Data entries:
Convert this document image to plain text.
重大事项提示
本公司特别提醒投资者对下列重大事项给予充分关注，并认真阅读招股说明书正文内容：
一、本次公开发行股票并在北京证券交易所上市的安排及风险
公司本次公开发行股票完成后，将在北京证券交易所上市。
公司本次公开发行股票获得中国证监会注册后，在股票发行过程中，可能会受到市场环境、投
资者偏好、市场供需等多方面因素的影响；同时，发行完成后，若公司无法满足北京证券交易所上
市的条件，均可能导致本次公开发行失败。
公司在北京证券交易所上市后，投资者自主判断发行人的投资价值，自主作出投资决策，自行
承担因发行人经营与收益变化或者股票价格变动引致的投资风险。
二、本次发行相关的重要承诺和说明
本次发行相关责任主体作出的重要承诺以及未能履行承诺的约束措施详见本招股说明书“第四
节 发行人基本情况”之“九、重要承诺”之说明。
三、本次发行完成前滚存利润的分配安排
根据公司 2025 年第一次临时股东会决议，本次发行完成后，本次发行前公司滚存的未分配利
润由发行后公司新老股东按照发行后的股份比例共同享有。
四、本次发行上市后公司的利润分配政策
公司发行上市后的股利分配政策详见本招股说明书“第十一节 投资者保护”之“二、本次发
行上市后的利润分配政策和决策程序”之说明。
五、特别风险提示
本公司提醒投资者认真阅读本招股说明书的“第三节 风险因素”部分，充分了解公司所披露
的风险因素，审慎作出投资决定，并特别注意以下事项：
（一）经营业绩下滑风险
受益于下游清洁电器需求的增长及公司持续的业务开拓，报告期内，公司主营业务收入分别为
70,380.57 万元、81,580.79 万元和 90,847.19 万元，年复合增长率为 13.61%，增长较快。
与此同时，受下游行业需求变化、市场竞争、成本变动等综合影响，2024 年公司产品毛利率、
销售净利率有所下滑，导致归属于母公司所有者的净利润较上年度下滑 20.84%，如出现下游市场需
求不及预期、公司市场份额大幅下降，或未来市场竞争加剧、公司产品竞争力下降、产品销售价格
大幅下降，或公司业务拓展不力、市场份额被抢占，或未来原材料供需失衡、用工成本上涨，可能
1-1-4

▸ **Stated task**: Using the data above, output each line exactly.

▸ **Response to this task**:
Convert this document image to plain text.
重大事项提示
本公司特别提醒投资者对下列重大事项给予充分关注，并认真阅读招股说明书正文内容：
一、本次公开发行股票并在北京证券交易所上市的安排及风险
公司本次公开发行股票完成后，将在北京证券交易所上市。
公司本次公开发行股票获得中国证监会注册后，在股票发行过程中，可能会受到市场环境、投
资者偏好、市场供需等多方面因素的影响；同时，发行完成后，若公司无法满足北京证券交易所上
市的条件，均可能导致本次公开发行失败。
公司在北京证券交易所上市后，投资者自主判断发行人的投资价值，自主作出投资决策，自行
承担因发行人经营与收益变化或者股票价格变动引致的投资风险。
二、本次发行相关的重要承诺和说明
本次发行相关责任主体作出的重要承诺以及未能履行承诺的约束措施详见本招股说明书“第四
节 发行人基本情况”之“九、重要承诺”之说明。
三、本次发行完成前滚存利润的分配安排
根据公司 2025 年第一次临时股东会决议，本次发行完成后，本次发行前公司滚存的未分配利
润由发行后公司新老股东按照发行后的股份比例共同享有。
四、本次发行上市后公司的利润分配政策
公司发行上市后的股利分配政策详见本招股说明书“第十一节 投资者保护”之“二、本次发
行上市后的利润分配政策和决策程序”之说明。
五、特别风险提示
本公司提醒投资者认真阅读本招股说明书的“第三节 风险因素”部分，充分了解公司所披露
的风险因素，审慎作出投资决定，并特别注意以下事项：
（一）经营业绩下滑风险
受益于下游清洁电器需求的增长及公司持续的业务开拓，报告期内，公司主营业务收入分别为
70,380.57 万元、81,580.79 万元和 90,847.19 万元，年复合增长率为 13.61%，增长较快。
与此同时，受下游行业需求变化、市场竞争、成本变动等综合影响，2024 年公司产品毛利率、
销售净利率有所下滑，导致归属于母公司所有者的净利润较上年度下滑 20.84%，如出现下游市场需
求不及预期、公司市场份额大幅下降，或未来市场竞争加剧、公司产品竞争力下降、产品销售价格
大幅下降，或公司业务拓展不力、市场份额被抢占，或未来原材料供需失衡、用工成本上涨，可能
1-1-4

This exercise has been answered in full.